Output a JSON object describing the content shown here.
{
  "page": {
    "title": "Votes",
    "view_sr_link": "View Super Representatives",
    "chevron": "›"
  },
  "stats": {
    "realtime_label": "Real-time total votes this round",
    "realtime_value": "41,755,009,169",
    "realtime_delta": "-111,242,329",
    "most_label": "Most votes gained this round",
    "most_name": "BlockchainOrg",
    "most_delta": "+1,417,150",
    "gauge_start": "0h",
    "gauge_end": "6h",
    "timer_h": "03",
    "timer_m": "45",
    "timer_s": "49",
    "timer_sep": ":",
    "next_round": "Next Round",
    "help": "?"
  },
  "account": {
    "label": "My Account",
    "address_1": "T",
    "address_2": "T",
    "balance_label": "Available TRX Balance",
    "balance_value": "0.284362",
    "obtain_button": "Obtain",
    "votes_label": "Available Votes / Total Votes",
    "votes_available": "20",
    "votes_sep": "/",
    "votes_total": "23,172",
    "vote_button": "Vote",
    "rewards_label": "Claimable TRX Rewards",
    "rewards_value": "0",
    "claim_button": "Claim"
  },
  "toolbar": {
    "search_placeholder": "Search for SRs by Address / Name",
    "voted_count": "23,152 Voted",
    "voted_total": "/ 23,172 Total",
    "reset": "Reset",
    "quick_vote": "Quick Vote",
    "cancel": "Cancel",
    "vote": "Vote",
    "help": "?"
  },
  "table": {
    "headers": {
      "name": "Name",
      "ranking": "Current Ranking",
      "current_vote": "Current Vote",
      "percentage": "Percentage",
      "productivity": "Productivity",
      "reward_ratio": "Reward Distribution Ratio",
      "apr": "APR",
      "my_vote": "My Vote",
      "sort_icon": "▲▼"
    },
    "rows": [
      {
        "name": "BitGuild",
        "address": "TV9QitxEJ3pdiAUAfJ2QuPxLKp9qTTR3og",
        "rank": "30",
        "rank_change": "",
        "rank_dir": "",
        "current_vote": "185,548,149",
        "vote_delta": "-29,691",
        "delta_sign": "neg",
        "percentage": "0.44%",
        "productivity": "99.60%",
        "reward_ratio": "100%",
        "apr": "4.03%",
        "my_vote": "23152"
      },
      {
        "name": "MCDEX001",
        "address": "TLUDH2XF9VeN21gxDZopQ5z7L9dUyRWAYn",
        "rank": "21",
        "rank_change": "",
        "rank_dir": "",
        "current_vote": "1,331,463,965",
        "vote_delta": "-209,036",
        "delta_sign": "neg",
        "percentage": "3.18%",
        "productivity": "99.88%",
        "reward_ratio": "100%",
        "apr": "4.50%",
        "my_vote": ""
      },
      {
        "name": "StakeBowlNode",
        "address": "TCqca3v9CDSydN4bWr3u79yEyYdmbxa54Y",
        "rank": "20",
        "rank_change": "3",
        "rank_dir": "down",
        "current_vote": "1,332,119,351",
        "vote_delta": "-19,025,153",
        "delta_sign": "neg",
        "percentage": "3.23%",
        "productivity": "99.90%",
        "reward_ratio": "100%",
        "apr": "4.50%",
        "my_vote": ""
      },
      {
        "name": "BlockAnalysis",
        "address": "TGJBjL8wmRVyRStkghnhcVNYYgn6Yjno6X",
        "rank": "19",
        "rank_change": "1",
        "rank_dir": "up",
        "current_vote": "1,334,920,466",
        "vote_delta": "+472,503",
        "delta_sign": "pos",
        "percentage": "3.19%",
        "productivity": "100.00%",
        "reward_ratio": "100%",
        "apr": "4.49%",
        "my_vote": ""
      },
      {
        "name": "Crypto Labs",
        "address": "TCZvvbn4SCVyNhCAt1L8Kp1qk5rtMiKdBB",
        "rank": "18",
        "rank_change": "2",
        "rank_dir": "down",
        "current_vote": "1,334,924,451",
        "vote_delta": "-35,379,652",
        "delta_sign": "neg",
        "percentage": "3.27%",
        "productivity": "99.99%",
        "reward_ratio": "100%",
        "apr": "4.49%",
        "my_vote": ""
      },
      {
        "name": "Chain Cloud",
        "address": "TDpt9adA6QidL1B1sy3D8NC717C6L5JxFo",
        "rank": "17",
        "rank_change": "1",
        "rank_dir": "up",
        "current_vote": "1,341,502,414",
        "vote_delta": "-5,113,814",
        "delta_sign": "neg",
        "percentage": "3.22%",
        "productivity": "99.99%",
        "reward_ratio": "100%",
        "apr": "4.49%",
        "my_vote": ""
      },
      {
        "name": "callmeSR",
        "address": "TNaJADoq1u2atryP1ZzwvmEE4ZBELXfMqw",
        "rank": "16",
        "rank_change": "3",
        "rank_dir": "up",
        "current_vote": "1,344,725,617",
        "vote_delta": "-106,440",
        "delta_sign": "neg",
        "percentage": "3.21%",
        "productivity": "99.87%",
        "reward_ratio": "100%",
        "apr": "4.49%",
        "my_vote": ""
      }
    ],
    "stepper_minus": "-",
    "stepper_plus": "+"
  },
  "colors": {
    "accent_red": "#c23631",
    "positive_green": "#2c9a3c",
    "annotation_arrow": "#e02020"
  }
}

- - - - - - -

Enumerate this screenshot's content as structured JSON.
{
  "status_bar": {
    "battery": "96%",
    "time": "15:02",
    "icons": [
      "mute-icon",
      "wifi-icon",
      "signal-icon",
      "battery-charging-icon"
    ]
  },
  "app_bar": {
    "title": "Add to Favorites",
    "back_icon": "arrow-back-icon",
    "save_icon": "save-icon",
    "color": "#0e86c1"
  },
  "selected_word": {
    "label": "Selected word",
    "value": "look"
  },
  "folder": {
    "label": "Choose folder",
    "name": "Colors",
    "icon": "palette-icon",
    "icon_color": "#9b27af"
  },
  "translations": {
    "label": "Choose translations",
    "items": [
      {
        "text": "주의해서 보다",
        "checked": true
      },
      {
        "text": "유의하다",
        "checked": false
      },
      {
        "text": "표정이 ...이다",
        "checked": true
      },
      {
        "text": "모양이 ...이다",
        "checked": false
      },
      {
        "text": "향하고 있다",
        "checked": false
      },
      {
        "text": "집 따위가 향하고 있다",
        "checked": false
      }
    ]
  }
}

- - - - - - -

• [SHORT EXERCISE]
Identify which lines contain the word "text" and copy each one.

• [RESULT FOR THIS TASK]
        "text": "주의해서 보다",
        "text": "유의하다",
        "text": "표정이 ...이다",
        "text": "모양이 ...이다",
        "text": "향하고 있다",
        "text": "집 따위가 향하고 있다",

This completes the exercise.